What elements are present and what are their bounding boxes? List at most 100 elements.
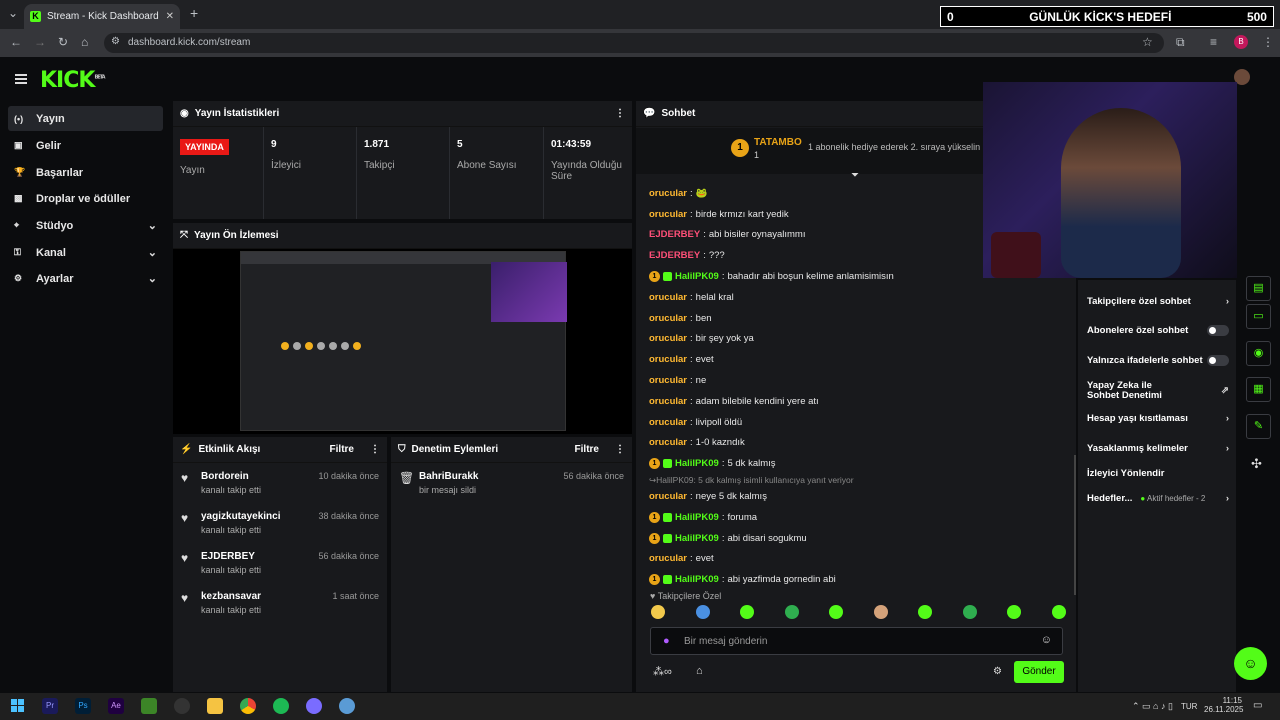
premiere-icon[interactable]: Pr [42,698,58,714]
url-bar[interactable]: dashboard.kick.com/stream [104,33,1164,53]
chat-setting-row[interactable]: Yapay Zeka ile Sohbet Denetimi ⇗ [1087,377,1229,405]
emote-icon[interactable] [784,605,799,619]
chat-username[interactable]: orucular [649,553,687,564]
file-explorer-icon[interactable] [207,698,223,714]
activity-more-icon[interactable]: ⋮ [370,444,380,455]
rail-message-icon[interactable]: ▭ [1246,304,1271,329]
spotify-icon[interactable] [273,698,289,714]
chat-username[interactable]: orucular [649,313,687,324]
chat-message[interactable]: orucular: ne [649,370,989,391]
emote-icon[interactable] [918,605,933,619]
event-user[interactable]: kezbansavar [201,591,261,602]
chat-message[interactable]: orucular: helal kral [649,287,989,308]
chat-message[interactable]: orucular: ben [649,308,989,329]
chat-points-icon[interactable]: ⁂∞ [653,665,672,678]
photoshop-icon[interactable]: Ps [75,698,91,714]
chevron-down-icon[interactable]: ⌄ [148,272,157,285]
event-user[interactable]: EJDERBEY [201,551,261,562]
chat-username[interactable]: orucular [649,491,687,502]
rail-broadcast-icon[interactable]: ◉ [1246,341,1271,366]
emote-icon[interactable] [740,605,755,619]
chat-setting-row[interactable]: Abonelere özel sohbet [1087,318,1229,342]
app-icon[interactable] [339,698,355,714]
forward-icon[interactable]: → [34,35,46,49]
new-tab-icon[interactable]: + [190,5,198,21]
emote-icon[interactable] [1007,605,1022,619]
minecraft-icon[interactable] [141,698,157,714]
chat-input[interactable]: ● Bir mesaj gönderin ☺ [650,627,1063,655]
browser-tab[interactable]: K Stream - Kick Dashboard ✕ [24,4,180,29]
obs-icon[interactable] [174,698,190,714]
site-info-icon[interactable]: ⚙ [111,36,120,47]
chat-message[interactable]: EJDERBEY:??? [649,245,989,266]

--

**Short exercise:**
Write out the lines above again, swapping every "orucular" for "misafir" and leaving everything else unchanged. Omit the picture from your answer.

**Exercise response:**
What elements are present and what are their bounding boxes? List at most 100 elements.
premiere-icon[interactable]: Pr [42,698,58,714]
url-bar[interactable]: dashboard.kick.com/stream [104,33,1164,53]
chat-setting-row[interactable]: Yapay Zeka ile Sohbet Denetimi ⇗ [1087,377,1229,405]
emote-icon[interactable] [784,605,799,619]
chat-username[interactable]: misafir [649,553,687,564]
file-explorer-icon[interactable] [207,698,223,714]
activity-more-icon[interactable]: ⋮ [370,444,380,455]
rail-message-icon[interactable]: ▭ [1246,304,1271,329]
spotify-icon[interactable] [273,698,289,714]
chat-username[interactable]: misafir [649,313,687,324]
chat-message[interactable]: misafir: ne [649,370,989,391]
emote-icon[interactable] [918,605,933,619]
event-user[interactable]: kezbansavar [201,591,261,602]
chat-message[interactable]: misafir: helal kral [649,287,989,308]
chat-message[interactable]: misafir: ben [649,308,989,329]
chat-points-icon[interactable]: ⁂∞ [653,665,672,678]
photoshop-icon[interactable]: Ps [75,698,91,714]
chevron-down-icon[interactable]: ⌄ [148,272,157,285]
event-user[interactable]: EJDERBEY [201,551,261,562]
chat-username[interactable]: misafir [649,491,687,502]
rail-broadcast-icon[interactable]: ◉ [1246,341,1271,366]
emote-icon[interactable] [740,605,755,619]
chat-setting-row[interactable]: Abonelere özel sohbet [1087,318,1229,342]
app-icon[interactable] [339,698,355,714]
forward-icon[interactable]: → [34,35,46,49]
new-tab-icon[interactable]: + [190,5,198,21]
emote-icon[interactable] [1007,605,1022,619]
minecraft-icon[interactable] [141,698,157,714]
chat-input[interactable]: ● Bir mesaj gönderin ☺ [650,627,1063,655]
browser-tab[interactable]: K Stream - Kick Dashboard ✕ [24,4,180,29]
obs-icon[interactable] [174,698,190,714]
site-info-icon[interactable]: ⚙ [111,36,120,47]
chat-message[interactable]: EJDERBEY:??? [649,245,989,266]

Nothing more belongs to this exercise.